PROBLEM REQUIREMENTS:
Count only the lines of the records that hold "image", then give the number without any other words.

□ □ □

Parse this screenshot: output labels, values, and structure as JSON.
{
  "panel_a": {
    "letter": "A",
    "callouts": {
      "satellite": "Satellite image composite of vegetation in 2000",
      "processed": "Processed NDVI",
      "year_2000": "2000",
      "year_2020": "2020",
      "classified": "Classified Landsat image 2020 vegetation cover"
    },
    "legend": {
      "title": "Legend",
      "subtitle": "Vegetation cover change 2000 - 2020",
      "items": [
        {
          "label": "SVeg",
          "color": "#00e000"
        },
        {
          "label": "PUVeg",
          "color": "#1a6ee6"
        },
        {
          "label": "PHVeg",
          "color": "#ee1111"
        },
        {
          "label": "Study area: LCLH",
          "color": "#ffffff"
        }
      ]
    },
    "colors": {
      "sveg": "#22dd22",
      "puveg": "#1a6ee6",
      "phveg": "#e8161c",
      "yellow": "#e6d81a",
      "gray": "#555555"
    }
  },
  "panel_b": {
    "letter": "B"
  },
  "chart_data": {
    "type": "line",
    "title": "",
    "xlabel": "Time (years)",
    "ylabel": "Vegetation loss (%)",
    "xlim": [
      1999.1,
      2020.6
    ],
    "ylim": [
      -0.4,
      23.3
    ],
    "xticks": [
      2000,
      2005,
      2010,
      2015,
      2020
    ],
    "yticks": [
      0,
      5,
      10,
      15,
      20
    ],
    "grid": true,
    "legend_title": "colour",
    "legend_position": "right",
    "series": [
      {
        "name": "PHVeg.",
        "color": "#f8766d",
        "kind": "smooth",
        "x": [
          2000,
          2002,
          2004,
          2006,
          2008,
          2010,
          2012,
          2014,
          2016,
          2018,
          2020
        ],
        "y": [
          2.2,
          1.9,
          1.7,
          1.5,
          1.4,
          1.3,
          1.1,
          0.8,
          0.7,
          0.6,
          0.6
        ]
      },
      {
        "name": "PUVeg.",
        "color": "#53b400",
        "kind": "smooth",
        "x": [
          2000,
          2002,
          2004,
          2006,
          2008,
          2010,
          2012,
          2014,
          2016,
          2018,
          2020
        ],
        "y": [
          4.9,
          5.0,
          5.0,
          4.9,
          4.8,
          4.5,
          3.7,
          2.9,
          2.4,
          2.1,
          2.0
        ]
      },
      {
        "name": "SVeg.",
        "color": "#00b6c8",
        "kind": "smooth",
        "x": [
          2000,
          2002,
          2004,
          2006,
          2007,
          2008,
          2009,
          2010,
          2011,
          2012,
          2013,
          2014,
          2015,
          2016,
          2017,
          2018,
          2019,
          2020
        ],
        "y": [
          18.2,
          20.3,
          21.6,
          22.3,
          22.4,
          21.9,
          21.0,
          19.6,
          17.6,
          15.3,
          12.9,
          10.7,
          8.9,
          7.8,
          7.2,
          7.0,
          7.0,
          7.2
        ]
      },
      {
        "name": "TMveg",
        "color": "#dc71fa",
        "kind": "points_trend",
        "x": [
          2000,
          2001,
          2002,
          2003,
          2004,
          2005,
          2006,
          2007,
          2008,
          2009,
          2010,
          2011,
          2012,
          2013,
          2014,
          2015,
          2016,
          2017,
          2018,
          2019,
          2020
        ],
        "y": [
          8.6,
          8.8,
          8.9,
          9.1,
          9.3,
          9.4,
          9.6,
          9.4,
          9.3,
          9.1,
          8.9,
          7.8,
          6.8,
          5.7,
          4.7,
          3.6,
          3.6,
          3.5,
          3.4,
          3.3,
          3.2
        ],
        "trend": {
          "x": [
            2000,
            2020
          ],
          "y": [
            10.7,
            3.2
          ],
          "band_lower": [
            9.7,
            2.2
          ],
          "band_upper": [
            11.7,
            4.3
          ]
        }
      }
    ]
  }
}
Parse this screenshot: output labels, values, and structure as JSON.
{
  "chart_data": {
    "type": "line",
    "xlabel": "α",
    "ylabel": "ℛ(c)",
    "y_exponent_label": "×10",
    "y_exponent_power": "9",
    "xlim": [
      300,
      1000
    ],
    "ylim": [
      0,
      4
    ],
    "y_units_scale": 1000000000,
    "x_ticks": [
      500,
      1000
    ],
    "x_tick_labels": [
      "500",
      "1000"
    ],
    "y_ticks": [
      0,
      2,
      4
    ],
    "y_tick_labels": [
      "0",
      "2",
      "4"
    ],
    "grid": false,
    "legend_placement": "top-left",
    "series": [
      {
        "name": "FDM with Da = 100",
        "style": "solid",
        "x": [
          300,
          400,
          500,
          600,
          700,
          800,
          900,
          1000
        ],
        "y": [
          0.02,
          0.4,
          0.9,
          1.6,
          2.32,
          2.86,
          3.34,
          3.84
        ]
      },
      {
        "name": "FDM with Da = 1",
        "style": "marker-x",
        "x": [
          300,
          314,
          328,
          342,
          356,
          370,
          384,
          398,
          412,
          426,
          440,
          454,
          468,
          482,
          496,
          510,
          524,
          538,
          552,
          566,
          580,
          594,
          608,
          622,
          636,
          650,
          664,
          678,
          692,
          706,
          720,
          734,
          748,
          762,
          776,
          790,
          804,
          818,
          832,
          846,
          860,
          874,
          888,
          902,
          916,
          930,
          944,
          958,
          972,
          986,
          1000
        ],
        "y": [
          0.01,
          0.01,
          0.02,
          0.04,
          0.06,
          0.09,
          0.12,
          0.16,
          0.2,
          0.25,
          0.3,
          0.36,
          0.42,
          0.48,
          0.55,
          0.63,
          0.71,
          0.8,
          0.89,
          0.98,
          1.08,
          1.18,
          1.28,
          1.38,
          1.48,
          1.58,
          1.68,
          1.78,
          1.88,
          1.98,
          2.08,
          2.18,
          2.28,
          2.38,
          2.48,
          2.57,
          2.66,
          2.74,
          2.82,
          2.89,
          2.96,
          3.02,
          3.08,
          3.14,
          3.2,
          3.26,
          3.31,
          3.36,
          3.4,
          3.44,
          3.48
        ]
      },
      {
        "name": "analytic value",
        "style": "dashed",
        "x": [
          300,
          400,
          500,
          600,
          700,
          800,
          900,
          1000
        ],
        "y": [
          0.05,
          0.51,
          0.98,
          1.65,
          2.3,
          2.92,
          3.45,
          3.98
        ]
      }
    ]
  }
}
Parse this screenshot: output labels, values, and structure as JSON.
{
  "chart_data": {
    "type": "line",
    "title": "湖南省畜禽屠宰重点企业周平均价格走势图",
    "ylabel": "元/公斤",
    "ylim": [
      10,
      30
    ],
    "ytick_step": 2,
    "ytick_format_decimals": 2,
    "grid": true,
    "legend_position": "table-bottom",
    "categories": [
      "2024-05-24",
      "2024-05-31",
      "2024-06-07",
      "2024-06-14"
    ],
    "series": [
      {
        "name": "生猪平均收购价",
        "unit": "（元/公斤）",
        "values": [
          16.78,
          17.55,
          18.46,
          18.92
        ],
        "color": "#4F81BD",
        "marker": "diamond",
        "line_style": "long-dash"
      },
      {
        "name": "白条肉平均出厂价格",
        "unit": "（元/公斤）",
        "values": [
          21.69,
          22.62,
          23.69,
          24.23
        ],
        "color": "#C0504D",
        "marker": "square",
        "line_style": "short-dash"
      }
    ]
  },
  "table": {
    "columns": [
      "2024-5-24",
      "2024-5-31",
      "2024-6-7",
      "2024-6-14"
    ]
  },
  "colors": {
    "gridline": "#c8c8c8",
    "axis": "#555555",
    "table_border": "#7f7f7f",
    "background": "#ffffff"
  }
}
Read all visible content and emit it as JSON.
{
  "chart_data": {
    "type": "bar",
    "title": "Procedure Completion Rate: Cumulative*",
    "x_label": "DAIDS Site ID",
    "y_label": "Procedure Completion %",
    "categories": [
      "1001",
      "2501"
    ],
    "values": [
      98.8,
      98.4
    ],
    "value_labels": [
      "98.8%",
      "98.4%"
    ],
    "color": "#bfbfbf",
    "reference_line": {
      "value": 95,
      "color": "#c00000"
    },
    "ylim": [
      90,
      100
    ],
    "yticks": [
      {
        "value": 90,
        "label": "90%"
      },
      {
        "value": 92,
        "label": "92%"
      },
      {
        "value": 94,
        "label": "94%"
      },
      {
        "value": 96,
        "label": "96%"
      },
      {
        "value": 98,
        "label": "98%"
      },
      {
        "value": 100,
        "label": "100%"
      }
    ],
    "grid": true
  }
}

□ □ □

FINISHED EXERCISE:
2